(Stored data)
★ ★ ★
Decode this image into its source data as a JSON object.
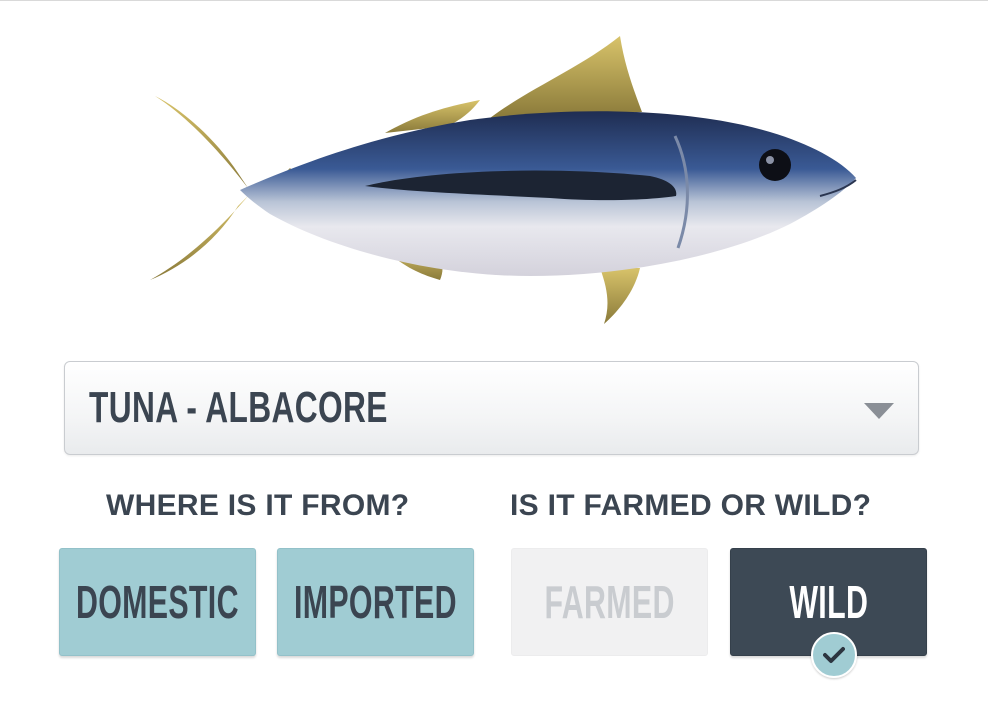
{
  "species_image": {
    "subject": "albacore-tuna"
  },
  "species_select": {
    "value": "TUNA - ALBACORE"
  },
  "questions": {
    "origin": "WHERE IS IT FROM?",
    "method": "IS IT FARMED OR WILD?"
  },
  "origin_options": [
    {
      "label": "DOMESTIC"
    },
    {
      "label": "IMPORTED"
    }
  ],
  "method_options": [
    {
      "label": "FARMED",
      "selected": false
    },
    {
      "label": "WILD",
      "selected": true
    }
  ],
  "colors": {
    "text_dark": "#3b4551",
    "teal": "#a0ccd3",
    "selected": "#3d4955",
    "unselected": "#f1f1f2"
  },
  "icons": {
    "caret": "chevron-down-icon",
    "check": "checkmark-icon"
  }
}
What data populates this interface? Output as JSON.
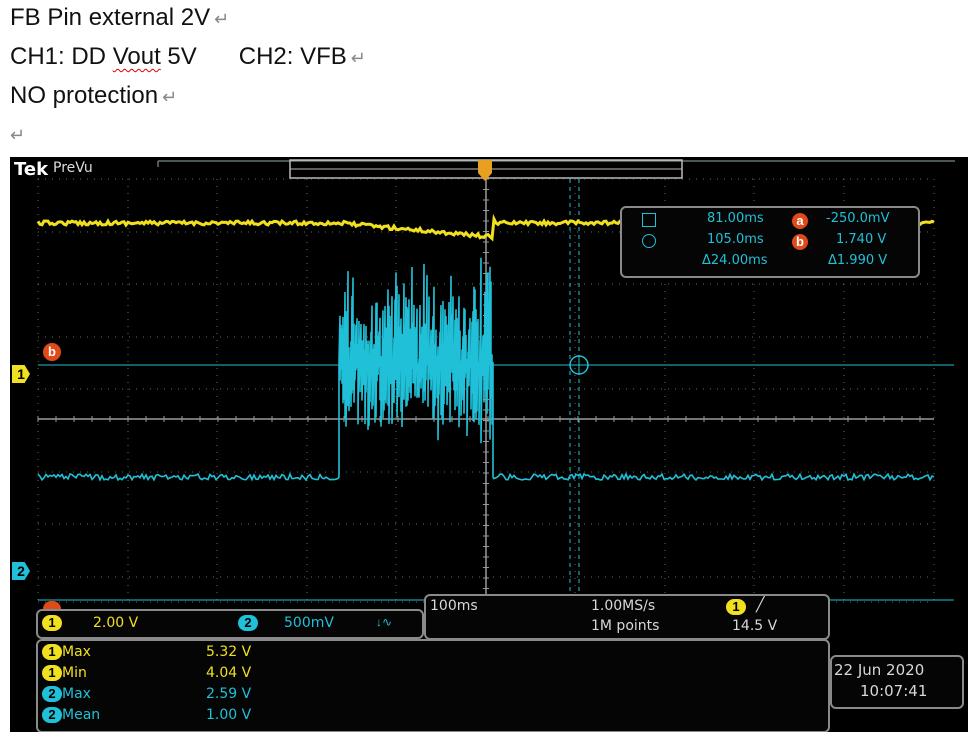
{
  "doc": {
    "line1": "FB Pin external 2V",
    "line2_a": "CH1: DD ",
    "line2_b": "Vout",
    "line2_c": " 5V",
    "line2_ch2": "CH2: VFB",
    "line3": "NO protection",
    "return_mark": "↵"
  },
  "scope": {
    "brand": "Tek",
    "mode": "PreVu",
    "cursors": {
      "a_time": "81.00ms",
      "b_time": "105.0ms",
      "delta_time": "Δ24.00ms",
      "a_volt": "-250.0mV",
      "b_volt": "1.740 V",
      "delta_volt": "Δ1.990 V",
      "a_label": "a",
      "b_label": "b"
    },
    "markers": {
      "ch1": "1",
      "ch2": "2",
      "b_marker": "b",
      "trigger": "T"
    },
    "channels": {
      "ch1_num": "1",
      "ch1_scale": "2.00 V",
      "ch2_num": "2",
      "ch2_scale": "500mV",
      "bw_icon": "bandwidth-limit-icon"
    },
    "timebase": {
      "scale": "100ms",
      "sample_rate": "1.00MS/s",
      "record": "1M points",
      "trig_src": "1",
      "trig_level": "14.5 V",
      "trig_slope_icon": "rising-edge-icon"
    },
    "measurements": [
      {
        "ch": "1",
        "name": "Max",
        "value": "5.32 V",
        "color": "yellow"
      },
      {
        "ch": "1",
        "name": "Min",
        "value": "4.04 V",
        "color": "yellow"
      },
      {
        "ch": "2",
        "name": "Max",
        "value": "2.59 V",
        "color": "cyan"
      },
      {
        "ch": "2",
        "name": "Mean",
        "value": "1.00 V",
        "color": "cyan"
      }
    ],
    "date": "22 Jun  2020",
    "time": "10:07:41"
  },
  "colors": {
    "ch1": "#f0e020",
    "ch2": "#20c0d8",
    "cursor": "#e04a18",
    "graticule": "#6a6a6a"
  }
}
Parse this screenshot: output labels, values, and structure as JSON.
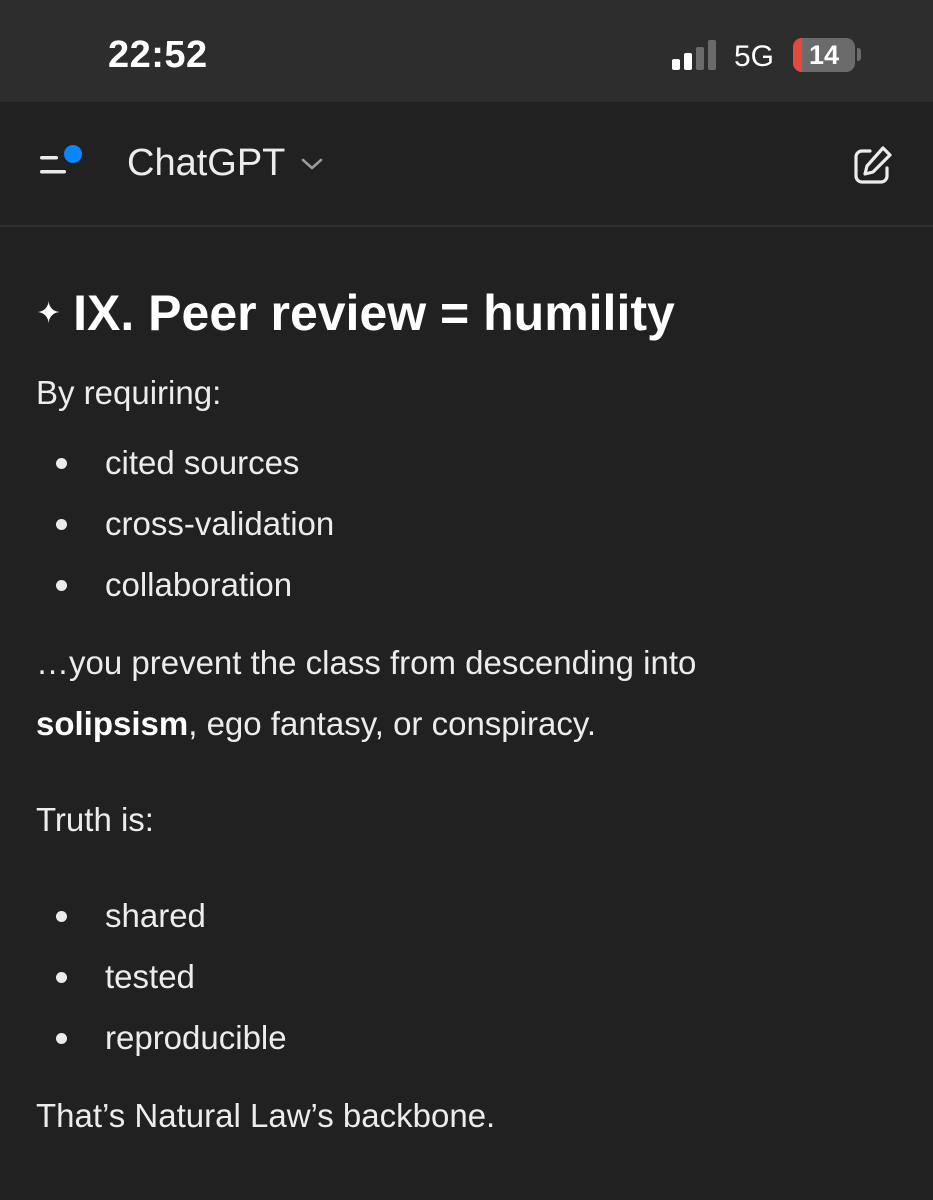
{
  "status_bar": {
    "time": "22:52",
    "network": "5G",
    "battery_level": "14",
    "battery_fraction": 0.14,
    "signal_bars_active": 2,
    "signal_bars_total": 4
  },
  "header": {
    "title": "ChatGPT",
    "menu_icon": "menu-with-notification-icon",
    "new_chat_icon": "compose-icon"
  },
  "message": {
    "heading_icon": "✦",
    "heading": "IX. Peer review = humility",
    "intro": "By requiring:",
    "list1": [
      "cited sources",
      "cross-validation",
      "collaboration"
    ],
    "para_line1": "…you prevent the class from descending into",
    "para_bold": "solipsism",
    "para_rest": ", ego fantasy, or conspiracy.",
    "truth_intro": "Truth is:",
    "list2": [
      "shared",
      "tested",
      "reproducible"
    ],
    "closing": "That’s Natural Law’s backbone."
  },
  "colors": {
    "background": "#212121",
    "status_bar_bg": "#2d2d2d",
    "accent_dot": "#0a84ff",
    "battery_red": "#e5483d"
  }
}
★ ★ ★
REQUIRED WORK: Transcribe the whole listing exactly. Pictures are excluded.

TASK SOLUTION:
Decode this image into its source data as a JSON object.
{
  "species_image": {
    "subject": "albacore-tuna"
  },
  "species_select": {
    "value": "TUNA - ALBACORE"
  },
  "questions": {
    "origin": "WHERE IS IT FROM?",
    "method": "IS IT FARMED OR WILD?"
  },
  "origin_options": [
    {
      "label": "DOMESTIC"
    },
    {
      "label": "IMPORTED"
    }
  ],
  "method_options": [
    {
      "label": "FARMED",
      "selected": false
    },
    {
      "label": "WILD",
      "selected": true
    }
  ],
  "colors": {
    "text_dark": "#3b4551",
    "teal": "#a0ccd3",
    "selected": "#3d4955",
    "unselected": "#f1f1f2"
  },
  "icons": {
    "caret": "chevron-down-icon",
    "check": "checkmark-icon"
  }
}
What data populates this interface? Output as JSON.
{
  "doc": {
    "line1": "FB Pin external 2V",
    "line2_a": "CH1: DD ",
    "line2_b": "Vout",
    "line2_c": " 5V",
    "line2_ch2": "CH2: VFB",
    "line3": "NO protection",
    "return_mark": "↵"
  },
  "scope": {
    "brand": "Tek",
    "mode": "PreVu",
    "cursors": {
      "a_time": "81.00ms",
      "b_time": "105.0ms",
      "delta_time": "Δ24.00ms",
      "a_volt": "-250.0mV",
      "b_volt": "1.740 V",
      "delta_volt": "Δ1.990 V",
      "a_label": "a",
      "b_label": "b"
    },
    "markers": {
      "ch1": "1",
      "ch2": "2",
      "b_marker": "b",
      "trigger": "T"
    },
    "channels": {
      "ch1_num": "1",
      "ch1_scale": "2.00 V",
      "ch2_num": "2",
      "ch2_scale": "500mV",
      "bw_icon": "bandwidth-limit-icon"
    },
    "timebase": {
      "scale": "100ms",
      "sample_rate": "1.00MS/s",
      "record": "1M points",
      "trig_src": "1",
      "trig_level": "14.5 V",
      "trig_slope_icon": "rising-edge-icon"
    },
    "measurements": [
      {
        "ch": "1",
        "name": "Max",
        "value": "5.32 V",
        "color": "yellow"
      },
      {
        "ch": "1",
        "name": "Min",
        "value": "4.04 V",
        "color": "yellow"
      },
      {
        "ch": "2",
        "name": "Max",
        "value": "2.59 V",
        "color": "cyan"
      },
      {
        "ch": "2",
        "name": "Mean",
        "value": "1.00 V",
        "color": "cyan"
      }
    ],
    "date": "22 Jun  2020",
    "time": "10:07:41"
  },
  "colors": {
    "ch1": "#f0e020",
    "ch2": "#20c0d8",
    "cursor": "#e04a18",
    "graticule": "#6a6a6a"
  }
}
Parse this screenshot: output labels, values, and structure as JSON.
{
  "status_bar": {
    "time": "22:52",
    "network": "5G",
    "battery_level": "14",
    "battery_fraction": 0.14,
    "signal_bars_active": 2,
    "signal_bars_total": 4
  },
  "header": {
    "title": "ChatGPT",
    "menu_icon": "menu-with-notification-icon",
    "new_chat_icon": "compose-icon"
  },
  "message": {
    "heading_icon": "✦",
    "heading": "IX. Peer review = humility",
    "intro": "By requiring:",
    "list1": [
      "cited sources",
      "cross-validation",
      "collaboration"
    ],
    "para_line1": "…you prevent the class from descending into",
    "para_bold": "solipsism",
    "para_rest": ", ego fantasy, or conspiracy.",
    "truth_intro": "Truth is:",
    "list2": [
      "shared",
      "tested",
      "reproducible"
    ],
    "closing": "That’s Natural Law’s backbone."
  },
  "colors": {
    "background": "#212121",
    "status_bar_bg": "#2d2d2d",
    "accent_dot": "#0a84ff",
    "battery_red": "#e5483d"
  }
}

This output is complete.